**What is asked:**
1/ Does each statement below agree with the excerpt on the Nock partial interpreter? (a) Nock 8 and Nock 9 are desugared using Nock 7, Nock 2, and autocons. (b) %fast hints are used for debugging and verbose printouts. (c) The partial interpreter executes only one branch at a time. Answer yes or no for each, and quote the deciding words.
2/ Return, word for word, the part of the excerpt on the Nock partial interpreter that opens with the words containing "Nock 8 and Nock" and closes with "an unknown result.".

**Excerpted passage:**
☆ ☆ ☆ ☆ ☆ ☆ ☆

Nock 8 and Nock 9 are desugared in terms of Nock 7, Nock 2, and autocons.
Nock 11 calls have their dynamic hint formula products dropped and some hints are handled directly.
- %spot hints are used for debugging/verbose printouts.
- %fast hints are used to accumulate cold state.
Nock 12 of the virtual Nock produces an unknown result.

In the case of Nock 2, the operands are evaluated, and then we check if the formula at this site is fully known. If it is not known, the call is indirect – we cannot make any assumptions about its product, so we return [| ~]. If it is known, we do two things:

We record information on subject usage as code for each call below us in the stack, including the root call. This step is needed to produce a minimized subject for each call, which is necessary to avoid redoing the work for the functions we already analyzed.
We enter a new frame of the partial interpreter, executing/analyzing new $sock–formula pair we just got, returning the result of that analysis as a product.

To track the code usage of the subjects of function calls, the partial noun is paired with a structure to describe the ﬂow of data from the functions below us in the stack to the new callsite. That data structure will be described later in the performance section.

5 Loop handling

The most complicated part of the algorithm is the handling of loops. Unlike the regular interpreter, where only one branch is executed at a time, the partial interpreter enters both, so a lack of loop handling would quickly lead to an inﬁnite cycle in the analysis, be it a simple decrement loop or mutual recursion in the Hoon compiler.

☆ ☆ ☆ ☆ ☆ ☆ ☆

**Dataset excerpt:**
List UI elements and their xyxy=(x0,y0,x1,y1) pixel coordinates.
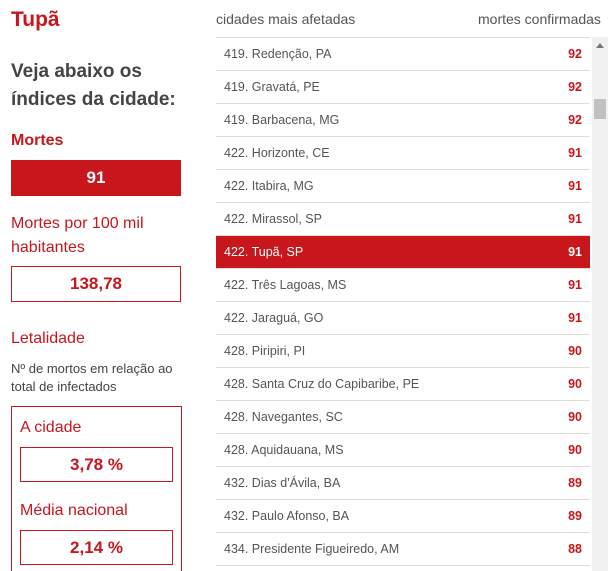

☆ ☆ ☆ ☆ ☆ ☆ ☆

**Answers for this exercise:**
1/
(a) Yes: "Nock 8 and Nock 9 are desugared in terms of Nock 7, Nock 2, and autocons."
(b) No: "%fast hints are used to accumulate cold state."
(c) No: "Unlike the regular interpreter, where only one branch is executed at a time, the partial interpreter enters both"

2/
Nock 8 and Nock 9 are desugared in terms of Nock 7, Nock 2, and autocons.
Nock 11 calls have their dynamic hint formula products dropped and some hints are handled directly.
- %spot hints are used for debugging/verbose printouts.
- %fast hints are used to accumulate cold state.
Nock 12 of the virtual Nock produces an unknown result.